* begin GIVEN INFORMATION *

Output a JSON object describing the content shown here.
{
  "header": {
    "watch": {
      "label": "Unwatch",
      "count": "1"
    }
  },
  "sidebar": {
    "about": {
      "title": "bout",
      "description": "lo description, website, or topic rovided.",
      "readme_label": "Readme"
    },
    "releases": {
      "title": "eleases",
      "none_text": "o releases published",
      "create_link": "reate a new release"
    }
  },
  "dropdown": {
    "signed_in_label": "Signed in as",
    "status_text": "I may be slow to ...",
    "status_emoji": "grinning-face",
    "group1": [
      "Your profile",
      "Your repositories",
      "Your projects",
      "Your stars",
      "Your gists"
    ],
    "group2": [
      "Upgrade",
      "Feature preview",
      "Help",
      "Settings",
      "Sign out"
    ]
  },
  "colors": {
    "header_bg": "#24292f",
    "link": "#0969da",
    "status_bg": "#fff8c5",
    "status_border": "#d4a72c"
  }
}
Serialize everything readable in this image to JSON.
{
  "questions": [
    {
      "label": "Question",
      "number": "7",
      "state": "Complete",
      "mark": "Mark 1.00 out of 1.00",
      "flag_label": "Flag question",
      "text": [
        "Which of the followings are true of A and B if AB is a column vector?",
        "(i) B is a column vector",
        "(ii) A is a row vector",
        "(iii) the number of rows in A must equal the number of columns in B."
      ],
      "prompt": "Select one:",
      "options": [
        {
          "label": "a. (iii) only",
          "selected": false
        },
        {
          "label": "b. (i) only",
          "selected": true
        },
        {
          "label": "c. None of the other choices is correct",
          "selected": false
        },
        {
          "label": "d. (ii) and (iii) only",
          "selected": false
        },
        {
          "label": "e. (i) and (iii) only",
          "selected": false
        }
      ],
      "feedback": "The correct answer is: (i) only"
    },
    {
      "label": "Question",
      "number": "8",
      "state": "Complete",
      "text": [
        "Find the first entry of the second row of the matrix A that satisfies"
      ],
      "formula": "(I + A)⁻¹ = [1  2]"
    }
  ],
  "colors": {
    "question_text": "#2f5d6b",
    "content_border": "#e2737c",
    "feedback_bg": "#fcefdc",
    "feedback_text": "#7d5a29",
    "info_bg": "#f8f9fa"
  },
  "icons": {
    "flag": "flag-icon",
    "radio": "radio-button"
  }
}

* end GIVEN INFORMATION *

Make an exact copy of every line in the data.

*ANSWER TO THIS PROBLEM*.
Output a JSON object describing the content shown here.
{
  "header": {
    "watch": {
      "label": "Unwatch",
      "count": "1"
    }
  },
  "sidebar": {
    "about": {
      "title": "bout",
      "description": "lo description, website, or topic rovided.",
      "readme_label": "Readme"
    },
    "releases": {
      "title": "eleases",
      "none_text": "o releases published",
      "create_link": "reate a new release"
    }
  },
  "dropdown": {
    "signed_in_label": "Signed in as",
    "status_text": "I may be slow to ...",
    "status_emoji": "grinning-face",
    "group1": [
      "Your profile",
      "Your repositories",
      "Your projects",
      "Your stars",
      "Your gists"
    ],
    "group2": [
      "Upgrade",
      "Feature preview",
      "Help",
      "Settings",
      "Sign out"
    ]
  },
  "colors": {
    "header_bg": "#24292f",
    "link": "#0969da",
    "status_bg": "#fff8c5",
    "status_border": "#d4a72c"
  }
}
Serialize everything readable in this image to JSON.
{
  "questions": [
    {
      "label": "Question",
      "number": "7",
      "state": "Complete",
      "mark": "Mark 1.00 out of 1.00",
      "flag_label": "Flag question",
      "text": [
        "Which of the followings are true of A and B if AB is a column vector?",
        "(i) B is a column vector",
        "(ii) A is a row vector",
        "(iii) the number of rows in A must equal the number of columns in B."
      ],
      "prompt": "Select one:",
      "options": [
        {
          "label": "a. (iii) only",
          "selected": false
        },
        {
          "label": "b. (i) only",
          "selected": true
        },
        {
          "label": "c. None of the other choices is correct",
          "selected": false
        },
        {
          "label": "d. (ii) and (iii) only",
          "selected": false
        },
        {
          "label": "e. (i) and (iii) only",
          "selected": false
        }
      ],
      "feedback": "The correct answer is: (i) only"
    },
    {
      "label": "Question",
      "number": "8",
      "state": "Complete",
      "text": [
        "Find the first entry of the second row of the matrix A that satisfies"
      ],
      "formula": "(I + A)⁻¹ = [1  2]"
    }
  ],
  "colors": {
    "question_text": "#2f5d6b",
    "content_border": "#e2737c",
    "feedback_bg": "#fcefdc",
    "feedback_text": "#7d5a29",
    "info_bg": "#f8f9fa"
  },
  "icons": {
    "flag": "flag-icon",
    "radio": "radio-button"
  }
}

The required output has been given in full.